PROBLEMAS A RESOLVER
a) Copie da transcrição sobre a contagem de votos na Comissão o trecho de "O Sr. Presidente: - O" até "a segunda votação!", inclusive.
b) Prossiga a transcrição do debate sobre a contagem de votos na Comissão, começando logo depois da última frase apresentada.

O Sr. Bernardino Soares (PCP): - Vou concretizar a minha dúvida, que não tem rigorosamente nada a ver com essa questão.
Perguntava se a consideração de votos por grupo parlamentar é pelo número de representantes do grupo parlamentar que constitui esta Comissão - neste caso dois do PP e dois do PCP - ou pela representação global que, no Plenário da Assembleia da República, assiste a cada grupo parlamentar.
Era tão-só esta a questão.

O Sr. Presidente: - É uma segunda questão que o Sr. Deputado está a colocar.

O Sr. Bernardino Soares (PCP): - Queria deixar claro que não coloquei a primeira, Sr. Presidente.

O Sr. Presidente: - Esta questão que está a colocar, na interpretação que acaba de lhe dar, tem também alguma razão de ser e, naturalmente, então, exigirá que nós façamos aqui alguma interpretação do resultado da votação.
Mo meu entendimento - mas o meu entendimento não deve prevalecer sobre o entendimento da Comissão -, embora pudéssemos considerar que teria havido um empate técnico face ao número de representantes dos dois grupos parlamentares nesta Comissão, sabemos que a projecção desta votação sobre o Plenário, à luz da representação dos respectivos grupos parlamentares, implicaria que a proposta não fizesse aí vencimento.
Fazendo esta interpretação, considerei a proposta rejeitada, mas, naturalmente, esta interpretação só prevalecerá se tiver o entendimento da Comissão. Se outro for o entendimento da Comissão, não terei nada a objectar.
Tem a palavra o Sr. Deputado Cláudio Monteiro.

O Sr. Cláudio Monteiro (PS): - Presumo que a questão nem se chega a colocar porque, ainda que se atendesse ao número de representantes na Comissão, a aprovação de uma proposta exige maioria, o que significa

Página 2531

 

necessariamente um voto mais a favor do que os votos contra.
Portanto, o empate técnico...

O Sr. Presidente: - O empate técnico obrigaria à repetição da votação e a repetição implicaria que a proposta fosse rejeitada.
Tem toda a razão, Sr. Deputado Cláudio Monteiro. E por essa interpretação vamos dar também à rejeição da proposta.
A proposta foi, portanto, rejeitada.
Passávamos, então, adiante, com a vossa concordância.
Srs. Deputados, segue-se uma proposta também de modificação do actual n.º 5, relativamente...

O Sr. Guilherme Silva (PSD): - Mas devíamos fazer a segunda votação!

O Sr. Presidente: - Sr. Deputado Guilherme Silva, quer fazer essa proposta? Se a fizer, não tenho dúvida nenhuma.

LINHAS LISTADAS
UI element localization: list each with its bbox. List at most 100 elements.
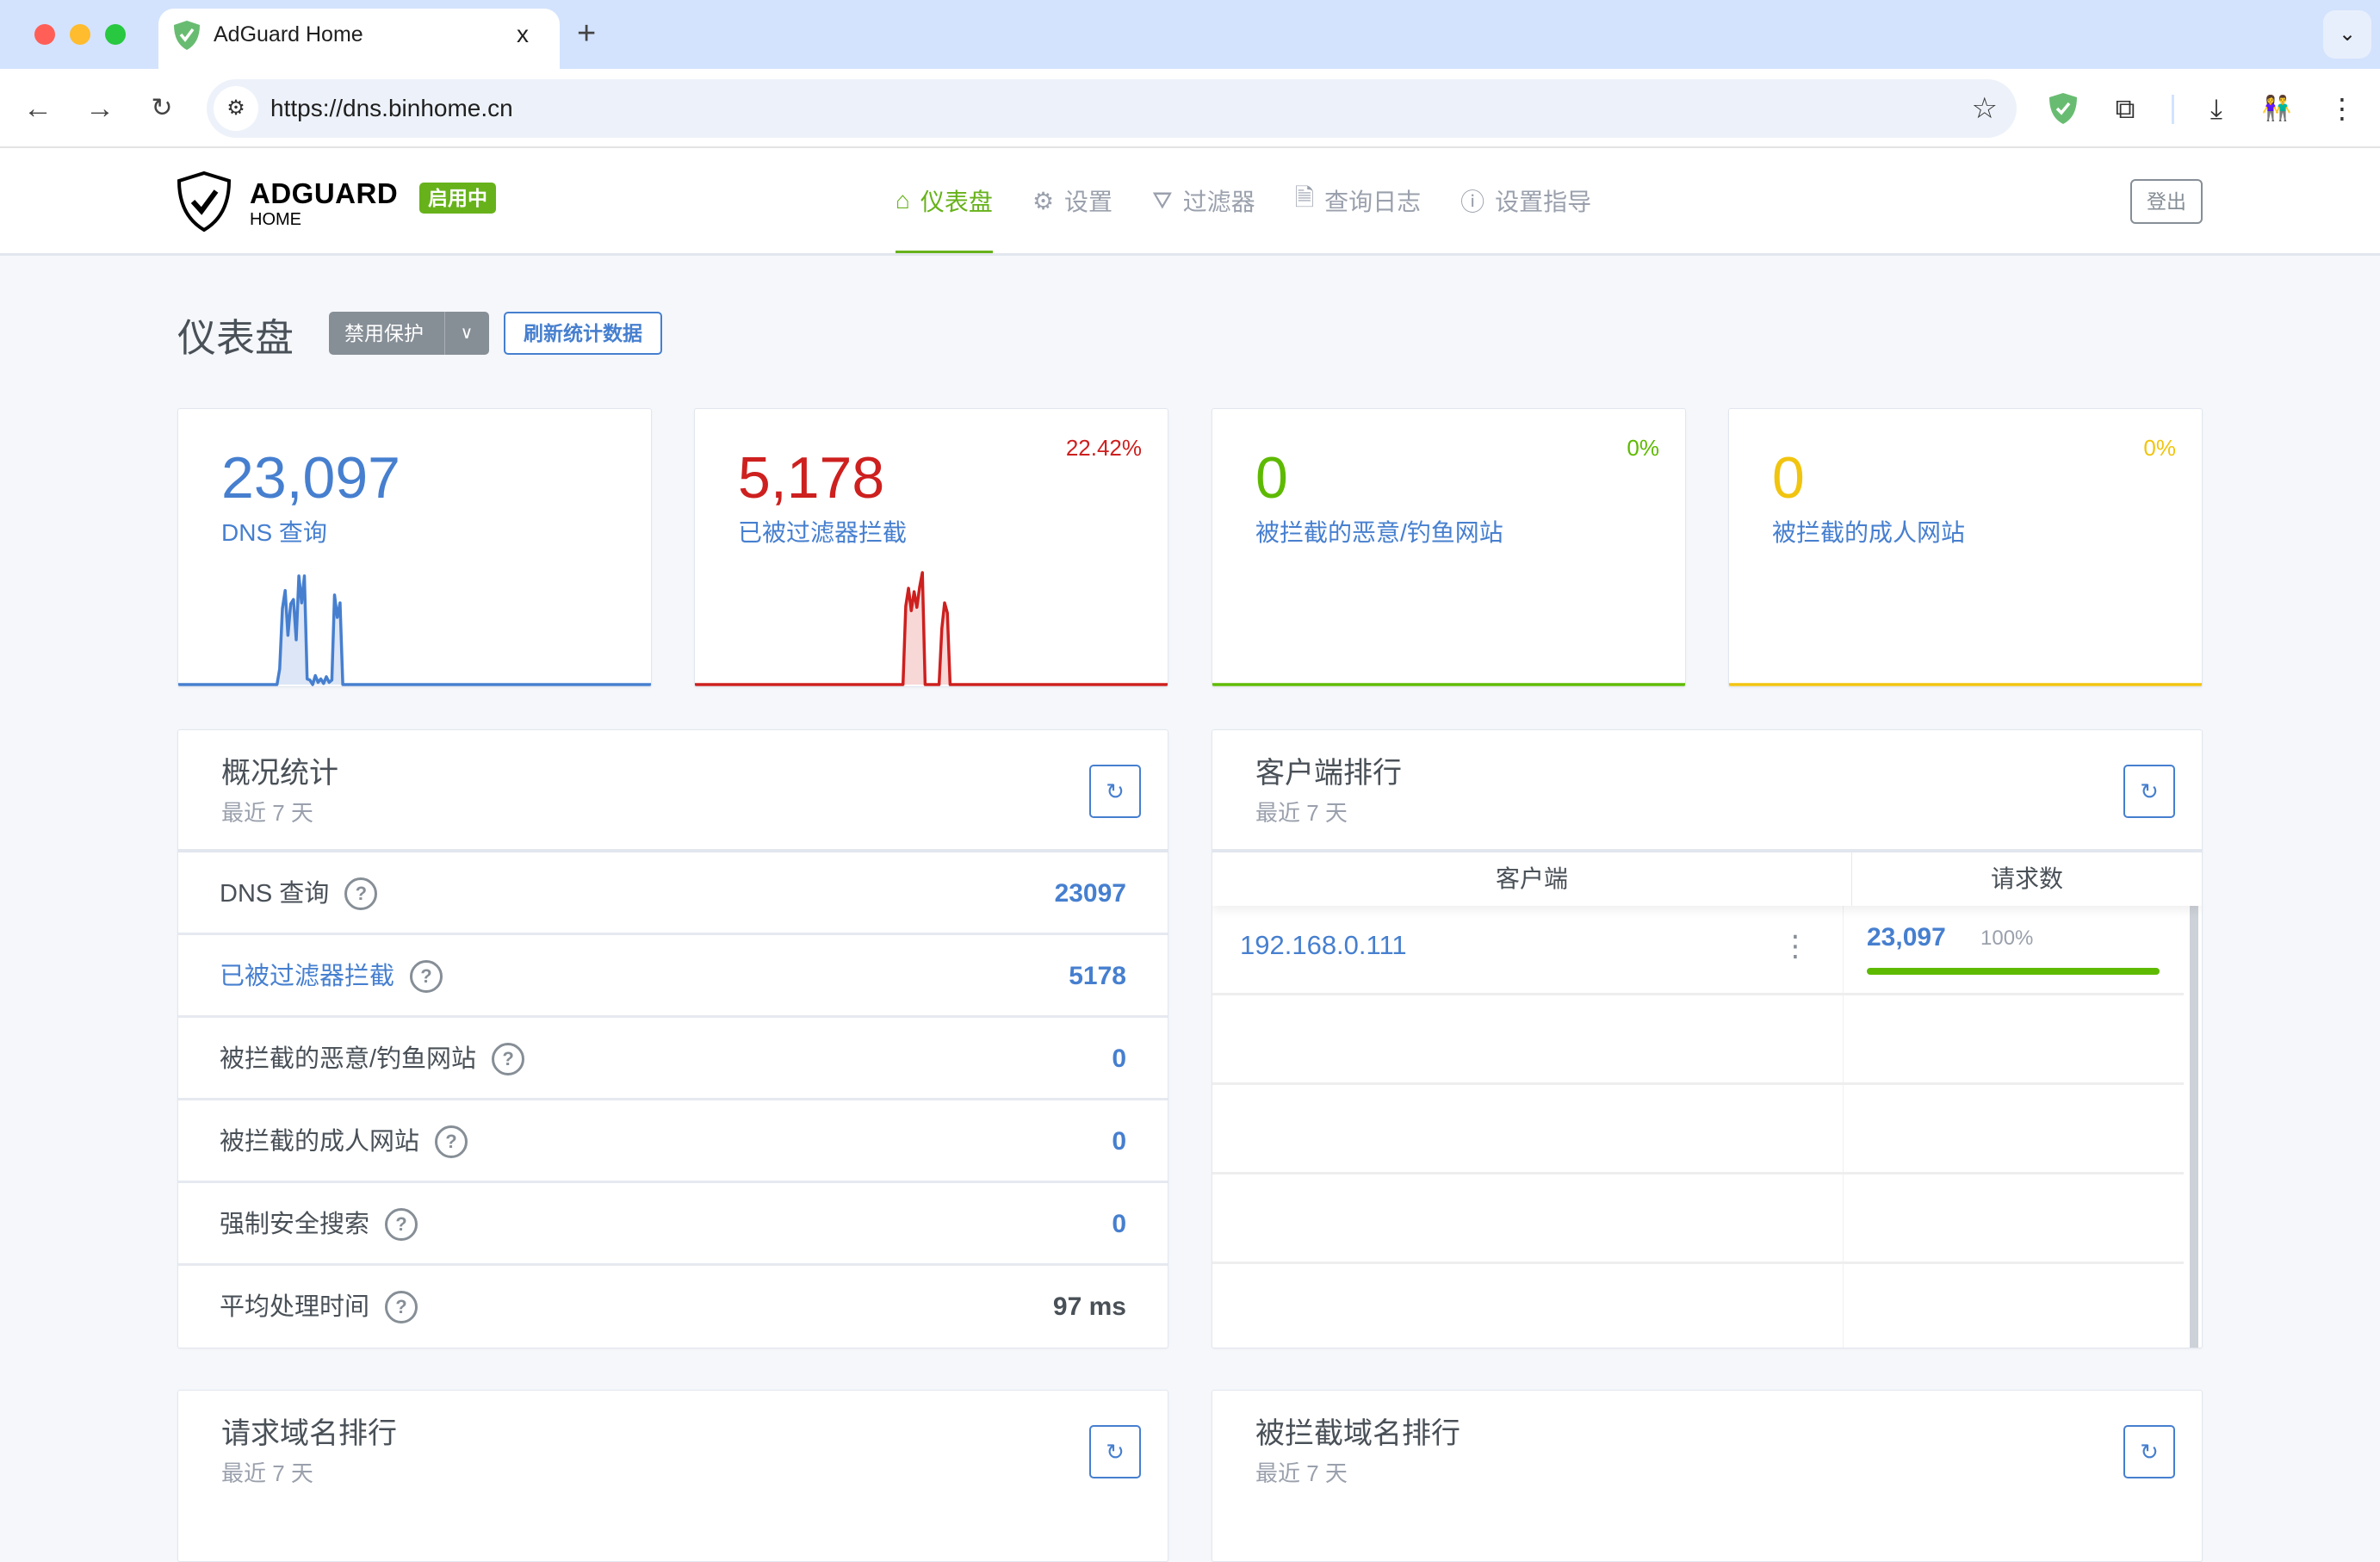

* * *

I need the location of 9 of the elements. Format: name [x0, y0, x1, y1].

RESULTADOS
a)
O Sr. Presidente: - O empate técnico obrigaria à repetição da votação e a repetição implicaria que a proposta fosse rejeitada.
Tem toda a razão, Sr. Deputado Cláudio Monteiro. E por essa interpretação vamos dar também à rejeição da proposta.
A proposta foi, portanto, rejeitada.
Passávamos, então, adiante, com a vossa concordância.
Srs. Deputados, segue-se uma proposta também de modificação do actual n.º 5, relativamente...

O Sr. Guilherme Silva (PSD): - Mas devíamos fazer a segunda votação!

b)
O Sr. Bernardino Soares (PCP): - Sr. Presidente, para clarificarmos, podíamos fazer uma segunda votação e arrumávamos isto uma vez por todas.

O Sr. Presidente: - Com certeza, far-se-á.
Srs. Deputados, vamos regressar ao n.º 5 do artigo 63.º, constante do projecto do PCP.
O Sr. Deputado Guilherme Silva quer discuti-la?

O Sr. Guilherme Silva (PSD): - Os proponentes é que dirão!

O Sr. Luís Marques Guedes (PSD): - Podem querer convencer-nos!

O Sr. Presidente: - A proposta está apreciada e vamos submetê-la a uma segunda votação.

Submetida à votação, foi rejeitada, com votos contra do CDS-PP, votos a favor do PCP e abstenções do PS e do PSD.

O Sr. Presidente: - Srs. Deputados, vamos votar a proposta de alteração do n.º 5, constante do projecto subscrito pelo Sr. Deputado Arménio Santos.

Pausa.

O Sr. Presidente: - Srs. Deputados, afinal a proposta não deve ser submetida a votação porque é igual ao texto actual. Portanto, é redundante.
Srs. Deputados, temos ainda propostas para números novos, mas deixaremos a sua votação para depois da votação de um n.º 5 que significaria modificação do n.º 3 actual e, obviamente, a reclassificação dos números derivada da possibilidade de aprovação da proposta.
Trata-se da proposta constante do projecto apresentado por Deputados do PS, que figurará como n.º 5 no caso de vir a ser aprovada, implicando a reclassificação dos restantes números.
Vamos passar à votação.

Submetida à votação, obteve a maioria de dois terços necessária, tendo-se registado votos a favor do PS, do PSD e do PCP e a abstenção do CDS-PP.

É a seguinte:

O Estado apoia e fiscaliza, nos termos da lei, o funcionamento das instituições particulares de solidariedade social e de outras de reconhecido interesse público sem carácter lucrativo com vista à prossecução de objectivos de solidariedade social consignados, nomeadamente, neste artigo, na alínea b) do n.º 2 do artigo 67.º, no artigo 69.º, na alínea d) do n.º 1 do artigo 70.º e nos artigos 71.º e 72.º.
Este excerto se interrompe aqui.